» Directive
Search the records for "else" and copy each line that holds it.

» Working data
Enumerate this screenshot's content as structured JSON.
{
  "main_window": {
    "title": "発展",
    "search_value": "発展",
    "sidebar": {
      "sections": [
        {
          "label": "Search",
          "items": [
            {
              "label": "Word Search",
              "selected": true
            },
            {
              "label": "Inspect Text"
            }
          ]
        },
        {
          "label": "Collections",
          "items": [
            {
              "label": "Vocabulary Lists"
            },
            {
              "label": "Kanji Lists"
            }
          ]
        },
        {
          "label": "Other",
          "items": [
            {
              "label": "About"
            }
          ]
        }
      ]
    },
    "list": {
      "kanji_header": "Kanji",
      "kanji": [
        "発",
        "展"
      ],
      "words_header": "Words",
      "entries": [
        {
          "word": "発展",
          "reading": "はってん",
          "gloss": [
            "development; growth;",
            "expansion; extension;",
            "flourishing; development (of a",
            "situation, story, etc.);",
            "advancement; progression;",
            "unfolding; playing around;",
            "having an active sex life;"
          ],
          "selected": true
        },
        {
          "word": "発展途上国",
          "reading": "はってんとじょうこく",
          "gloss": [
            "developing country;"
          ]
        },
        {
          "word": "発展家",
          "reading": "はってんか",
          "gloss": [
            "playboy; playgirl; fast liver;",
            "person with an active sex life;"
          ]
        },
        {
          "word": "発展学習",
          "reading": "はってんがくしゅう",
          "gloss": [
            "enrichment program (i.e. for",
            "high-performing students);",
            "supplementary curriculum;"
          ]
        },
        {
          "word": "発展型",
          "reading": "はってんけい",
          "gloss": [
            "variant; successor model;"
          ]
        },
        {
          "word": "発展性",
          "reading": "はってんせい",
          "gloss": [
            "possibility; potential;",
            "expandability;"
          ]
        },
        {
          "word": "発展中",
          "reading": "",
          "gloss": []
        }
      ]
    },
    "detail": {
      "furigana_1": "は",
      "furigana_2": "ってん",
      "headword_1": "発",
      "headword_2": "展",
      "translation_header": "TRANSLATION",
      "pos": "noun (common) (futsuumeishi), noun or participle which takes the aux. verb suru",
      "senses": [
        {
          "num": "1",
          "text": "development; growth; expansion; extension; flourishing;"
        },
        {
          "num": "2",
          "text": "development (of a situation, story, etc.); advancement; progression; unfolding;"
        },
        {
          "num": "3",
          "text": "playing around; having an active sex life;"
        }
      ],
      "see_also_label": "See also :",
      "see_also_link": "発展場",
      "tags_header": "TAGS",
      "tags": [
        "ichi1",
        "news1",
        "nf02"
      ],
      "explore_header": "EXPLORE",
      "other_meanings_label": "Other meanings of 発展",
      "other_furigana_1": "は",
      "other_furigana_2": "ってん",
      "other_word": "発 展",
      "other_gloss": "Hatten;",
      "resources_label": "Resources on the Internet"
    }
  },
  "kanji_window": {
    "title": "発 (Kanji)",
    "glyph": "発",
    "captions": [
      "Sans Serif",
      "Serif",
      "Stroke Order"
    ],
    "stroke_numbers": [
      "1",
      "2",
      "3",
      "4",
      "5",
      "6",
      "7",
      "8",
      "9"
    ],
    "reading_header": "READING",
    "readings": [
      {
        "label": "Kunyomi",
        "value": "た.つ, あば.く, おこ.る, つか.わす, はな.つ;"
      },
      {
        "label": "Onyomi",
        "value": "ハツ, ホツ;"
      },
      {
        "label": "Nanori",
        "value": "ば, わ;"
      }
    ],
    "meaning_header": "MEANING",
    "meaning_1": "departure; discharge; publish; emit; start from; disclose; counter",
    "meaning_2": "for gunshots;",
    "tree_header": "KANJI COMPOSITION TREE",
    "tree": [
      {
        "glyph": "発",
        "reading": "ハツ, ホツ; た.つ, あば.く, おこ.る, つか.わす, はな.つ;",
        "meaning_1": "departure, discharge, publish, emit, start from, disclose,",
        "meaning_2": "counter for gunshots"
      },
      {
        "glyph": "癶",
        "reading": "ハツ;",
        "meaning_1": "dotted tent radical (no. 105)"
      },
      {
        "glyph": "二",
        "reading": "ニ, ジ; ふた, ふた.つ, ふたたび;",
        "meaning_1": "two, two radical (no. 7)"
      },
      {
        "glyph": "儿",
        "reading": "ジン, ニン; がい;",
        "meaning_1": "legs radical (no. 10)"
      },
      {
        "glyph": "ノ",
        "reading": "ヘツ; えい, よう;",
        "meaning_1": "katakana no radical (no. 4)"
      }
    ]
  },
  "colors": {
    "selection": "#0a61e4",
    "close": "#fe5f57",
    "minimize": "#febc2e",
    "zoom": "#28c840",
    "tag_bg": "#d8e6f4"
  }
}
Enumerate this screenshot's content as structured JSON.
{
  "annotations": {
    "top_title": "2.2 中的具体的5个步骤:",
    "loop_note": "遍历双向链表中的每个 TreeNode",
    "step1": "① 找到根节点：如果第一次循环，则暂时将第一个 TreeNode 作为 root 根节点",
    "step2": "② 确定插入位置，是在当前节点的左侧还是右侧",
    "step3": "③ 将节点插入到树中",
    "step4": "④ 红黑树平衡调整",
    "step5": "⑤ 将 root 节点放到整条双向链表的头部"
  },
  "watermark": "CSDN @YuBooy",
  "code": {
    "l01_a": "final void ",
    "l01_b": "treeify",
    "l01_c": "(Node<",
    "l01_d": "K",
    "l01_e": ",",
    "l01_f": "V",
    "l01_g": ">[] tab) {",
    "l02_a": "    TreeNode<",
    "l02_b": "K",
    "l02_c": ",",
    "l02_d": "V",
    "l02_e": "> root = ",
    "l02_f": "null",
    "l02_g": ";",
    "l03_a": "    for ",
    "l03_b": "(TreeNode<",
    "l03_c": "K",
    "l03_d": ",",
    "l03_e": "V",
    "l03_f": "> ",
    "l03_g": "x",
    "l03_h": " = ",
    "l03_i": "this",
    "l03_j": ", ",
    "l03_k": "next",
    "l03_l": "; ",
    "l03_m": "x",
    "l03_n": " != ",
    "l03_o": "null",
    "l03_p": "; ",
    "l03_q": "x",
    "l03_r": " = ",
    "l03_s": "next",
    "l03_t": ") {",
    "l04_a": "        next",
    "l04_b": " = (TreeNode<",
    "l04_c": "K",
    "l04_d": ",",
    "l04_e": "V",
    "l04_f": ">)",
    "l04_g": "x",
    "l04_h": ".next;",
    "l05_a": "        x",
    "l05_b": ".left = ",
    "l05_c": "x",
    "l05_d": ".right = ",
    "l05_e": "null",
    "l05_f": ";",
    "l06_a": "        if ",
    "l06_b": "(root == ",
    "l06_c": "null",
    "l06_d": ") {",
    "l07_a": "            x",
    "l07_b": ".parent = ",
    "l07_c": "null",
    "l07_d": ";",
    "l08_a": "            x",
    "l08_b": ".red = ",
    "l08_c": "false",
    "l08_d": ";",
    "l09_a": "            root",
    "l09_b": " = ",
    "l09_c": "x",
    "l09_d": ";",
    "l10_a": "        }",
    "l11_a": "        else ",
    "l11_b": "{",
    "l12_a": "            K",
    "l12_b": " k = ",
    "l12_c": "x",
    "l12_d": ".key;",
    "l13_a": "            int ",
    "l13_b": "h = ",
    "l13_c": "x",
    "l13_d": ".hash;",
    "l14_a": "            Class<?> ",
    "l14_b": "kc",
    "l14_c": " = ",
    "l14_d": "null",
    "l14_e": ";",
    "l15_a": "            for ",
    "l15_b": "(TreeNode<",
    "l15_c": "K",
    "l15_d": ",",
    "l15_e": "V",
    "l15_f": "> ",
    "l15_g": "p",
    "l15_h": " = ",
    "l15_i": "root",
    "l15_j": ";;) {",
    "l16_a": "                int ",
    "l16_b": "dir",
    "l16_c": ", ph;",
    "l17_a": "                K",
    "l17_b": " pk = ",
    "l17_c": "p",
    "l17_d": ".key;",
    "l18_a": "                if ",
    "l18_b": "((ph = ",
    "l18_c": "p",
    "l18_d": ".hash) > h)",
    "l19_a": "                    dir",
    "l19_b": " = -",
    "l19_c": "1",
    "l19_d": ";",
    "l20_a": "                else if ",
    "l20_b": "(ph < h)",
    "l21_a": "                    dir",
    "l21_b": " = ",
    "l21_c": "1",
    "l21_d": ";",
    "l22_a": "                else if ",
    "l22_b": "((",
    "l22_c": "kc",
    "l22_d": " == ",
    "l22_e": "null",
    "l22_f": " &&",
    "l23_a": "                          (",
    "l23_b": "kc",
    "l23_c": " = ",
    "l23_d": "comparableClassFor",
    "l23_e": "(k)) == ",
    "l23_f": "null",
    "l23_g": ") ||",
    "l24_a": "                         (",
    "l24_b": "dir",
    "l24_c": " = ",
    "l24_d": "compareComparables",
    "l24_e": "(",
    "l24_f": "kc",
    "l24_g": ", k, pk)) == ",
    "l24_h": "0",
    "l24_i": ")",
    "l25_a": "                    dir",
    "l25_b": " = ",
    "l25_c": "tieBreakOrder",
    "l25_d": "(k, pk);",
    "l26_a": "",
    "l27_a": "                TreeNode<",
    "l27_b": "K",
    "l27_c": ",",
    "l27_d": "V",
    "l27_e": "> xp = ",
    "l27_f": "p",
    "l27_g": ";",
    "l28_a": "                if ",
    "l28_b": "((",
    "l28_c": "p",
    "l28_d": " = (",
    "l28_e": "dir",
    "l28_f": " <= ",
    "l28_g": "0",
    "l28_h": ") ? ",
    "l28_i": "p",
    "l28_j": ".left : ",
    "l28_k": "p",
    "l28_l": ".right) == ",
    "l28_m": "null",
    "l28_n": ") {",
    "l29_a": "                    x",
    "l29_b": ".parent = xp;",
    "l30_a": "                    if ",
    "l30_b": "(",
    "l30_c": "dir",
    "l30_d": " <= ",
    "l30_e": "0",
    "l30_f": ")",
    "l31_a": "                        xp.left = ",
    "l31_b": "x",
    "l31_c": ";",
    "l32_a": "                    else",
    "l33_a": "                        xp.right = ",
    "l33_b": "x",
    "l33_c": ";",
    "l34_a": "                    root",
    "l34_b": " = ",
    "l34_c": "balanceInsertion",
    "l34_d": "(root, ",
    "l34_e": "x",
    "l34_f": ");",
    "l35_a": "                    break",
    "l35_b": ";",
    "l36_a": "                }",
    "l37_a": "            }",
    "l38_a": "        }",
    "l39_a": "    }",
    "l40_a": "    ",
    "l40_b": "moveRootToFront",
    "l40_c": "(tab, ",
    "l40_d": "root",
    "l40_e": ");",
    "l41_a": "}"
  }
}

» Task result
    "l11_a": "        else ",
    "l20_a": "                else if ",
    "l22_a": "                else if ",
    "l32_a": "                    else",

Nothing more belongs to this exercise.